_Written task_:
Please print every line of the data below verbatim, with nothing added, removed or changed.
— BEGIN Provided material —
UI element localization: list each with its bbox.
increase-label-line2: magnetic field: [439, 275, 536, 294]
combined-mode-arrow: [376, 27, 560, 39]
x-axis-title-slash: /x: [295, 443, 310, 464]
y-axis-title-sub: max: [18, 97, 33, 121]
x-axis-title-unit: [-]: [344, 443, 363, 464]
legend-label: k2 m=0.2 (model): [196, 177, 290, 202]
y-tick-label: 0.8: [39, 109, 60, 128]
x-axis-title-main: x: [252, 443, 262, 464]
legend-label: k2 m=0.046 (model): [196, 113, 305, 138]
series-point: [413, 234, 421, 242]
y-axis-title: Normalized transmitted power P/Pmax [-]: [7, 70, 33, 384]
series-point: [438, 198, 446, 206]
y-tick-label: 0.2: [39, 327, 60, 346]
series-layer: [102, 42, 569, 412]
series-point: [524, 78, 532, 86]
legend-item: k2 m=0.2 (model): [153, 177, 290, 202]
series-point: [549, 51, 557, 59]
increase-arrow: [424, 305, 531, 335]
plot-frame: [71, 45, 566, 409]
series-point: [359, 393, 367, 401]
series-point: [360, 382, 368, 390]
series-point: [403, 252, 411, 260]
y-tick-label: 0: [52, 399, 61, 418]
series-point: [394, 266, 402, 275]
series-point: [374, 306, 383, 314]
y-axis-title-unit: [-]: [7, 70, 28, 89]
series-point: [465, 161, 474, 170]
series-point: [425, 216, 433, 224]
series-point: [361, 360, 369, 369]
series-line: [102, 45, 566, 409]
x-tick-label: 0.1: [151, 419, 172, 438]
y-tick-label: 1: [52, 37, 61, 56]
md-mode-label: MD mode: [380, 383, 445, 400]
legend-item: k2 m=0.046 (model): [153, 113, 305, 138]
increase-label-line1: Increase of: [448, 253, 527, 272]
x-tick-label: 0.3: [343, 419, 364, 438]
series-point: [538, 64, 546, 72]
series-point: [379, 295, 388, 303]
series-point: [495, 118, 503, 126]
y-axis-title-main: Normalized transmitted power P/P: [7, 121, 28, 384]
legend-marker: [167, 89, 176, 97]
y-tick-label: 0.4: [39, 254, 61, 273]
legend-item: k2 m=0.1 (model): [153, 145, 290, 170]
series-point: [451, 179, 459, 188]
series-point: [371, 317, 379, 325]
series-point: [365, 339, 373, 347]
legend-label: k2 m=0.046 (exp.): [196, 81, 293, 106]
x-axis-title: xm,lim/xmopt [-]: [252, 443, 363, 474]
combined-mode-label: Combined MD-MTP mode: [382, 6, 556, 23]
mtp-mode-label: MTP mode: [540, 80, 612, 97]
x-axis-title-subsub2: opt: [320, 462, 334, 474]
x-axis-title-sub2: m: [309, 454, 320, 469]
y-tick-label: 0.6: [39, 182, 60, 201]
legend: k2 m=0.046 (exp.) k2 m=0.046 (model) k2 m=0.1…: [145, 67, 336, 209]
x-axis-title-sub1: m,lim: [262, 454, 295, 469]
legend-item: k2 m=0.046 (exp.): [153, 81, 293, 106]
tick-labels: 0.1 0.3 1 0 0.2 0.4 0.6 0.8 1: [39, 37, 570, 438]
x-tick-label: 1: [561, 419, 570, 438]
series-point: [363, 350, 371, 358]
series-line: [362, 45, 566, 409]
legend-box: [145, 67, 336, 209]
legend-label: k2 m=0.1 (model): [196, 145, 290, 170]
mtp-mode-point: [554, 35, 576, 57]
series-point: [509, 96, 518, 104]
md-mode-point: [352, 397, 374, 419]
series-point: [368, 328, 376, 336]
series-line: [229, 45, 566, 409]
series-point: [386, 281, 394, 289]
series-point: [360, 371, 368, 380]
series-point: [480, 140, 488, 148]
— END Provided material —
_The completed task_:
UI element localization: list each with its bbox.
increase-label-line2: magnetic field: [439, 275, 536, 294]
combined-mode-arrow: [376, 27, 560, 39]
x-axis-title-slash: /x: [295, 443, 310, 464]
y-axis-title-sub: max: [18, 97, 33, 121]
x-axis-title-unit: [-]: [344, 443, 363, 464]
legend-label: k2 m=0.2 (model): [196, 177, 290, 202]
y-tick-label: 0.8: [39, 109, 60, 128]
x-axis-title-main: x: [252, 443, 262, 464]
legend-label: k2 m=0.046 (model): [196, 113, 305, 138]
series-point: [413, 234, 421, 242]
y-axis-title: Normalized transmitted power P/Pmax [-]: [7, 70, 33, 384]
series-point: [438, 198, 446, 206]
y-tick-label: 0.2: [39, 327, 60, 346]
series-layer: [102, 42, 569, 412]
series-point: [524, 78, 532, 86]
legend-item: k2 m=0.2 (model): [153, 177, 290, 202]
series-point: [549, 51, 557, 59]
increase-arrow: [424, 305, 531, 335]
plot-frame: [71, 45, 566, 409]
series-point: [359, 393, 367, 401]
series-point: [360, 382, 368, 390]
series-point: [403, 252, 411, 260]
y-tick-label: 0: [52, 399, 61, 418]
series-point: [394, 266, 402, 275]
series-point: [374, 306, 383, 314]
y-axis-title-unit: [-]: [7, 70, 28, 89]
series-point: [465, 161, 474, 170]
series-point: [425, 216, 433, 224]
series-point: [361, 360, 369, 369]
series-line: [102, 45, 566, 409]
x-tick-label: 0.1: [151, 419, 172, 438]
y-tick-label: 1: [52, 37, 61, 56]
md-mode-label: MD mode: [380, 383, 445, 400]
legend-item: k2 m=0.046 (model): [153, 113, 305, 138]
increase-label-line1: Increase of: [448, 253, 527, 272]
x-tick-label: 0.3: [343, 419, 364, 438]
series-point: [538, 64, 546, 72]
series-point: [379, 295, 388, 303]
series-point: [495, 118, 503, 126]
y-axis-title-main: Normalized transmitted power P/P: [7, 121, 28, 384]
legend-marker: [167, 89, 176, 97]
y-tick-label: 0.4: [39, 254, 61, 273]
legend-item: k2 m=0.1 (model): [153, 145, 290, 170]
series-point: [451, 179, 459, 188]
series-point: [371, 317, 379, 325]
series-point: [365, 339, 373, 347]
legend-label: k2 m=0.046 (exp.): [196, 81, 293, 106]
x-axis-title: xm,lim/xmopt [-]: [252, 443, 363, 474]
combined-mode-label: Combined MD-MTP mode: [382, 6, 556, 23]
mtp-mode-label: MTP mode: [540, 80, 612, 97]
x-axis-title-subsub2: opt: [320, 462, 334, 474]
x-axis-title-sub2: m: [309, 454, 320, 469]
y-tick-label: 0.6: [39, 182, 60, 201]
legend: k2 m=0.046 (exp.) k2 m=0.046 (model) k2 m=0.1…: [145, 67, 336, 209]
x-axis-title-sub1: m,lim: [262, 454, 295, 469]
legend-item: k2 m=0.046 (exp.): [153, 81, 293, 106]
tick-labels: 0.1 0.3 1 0 0.2 0.4 0.6 0.8 1: [39, 37, 570, 438]
x-tick-label: 1: [561, 419, 570, 438]
series-point: [363, 350, 371, 358]
series-line: [362, 45, 566, 409]
legend-box: [145, 67, 336, 209]
legend-label: k2 m=0.1 (model): [196, 145, 290, 170]
mtp-mode-point: [554, 35, 576, 57]
series-point: [509, 96, 518, 104]
md-mode-point: [352, 397, 374, 419]
series-point: [368, 328, 376, 336]
series-line: [229, 45, 566, 409]
series-point: [386, 281, 394, 289]
series-point: [360, 371, 368, 380]
series-point: [480, 140, 488, 148]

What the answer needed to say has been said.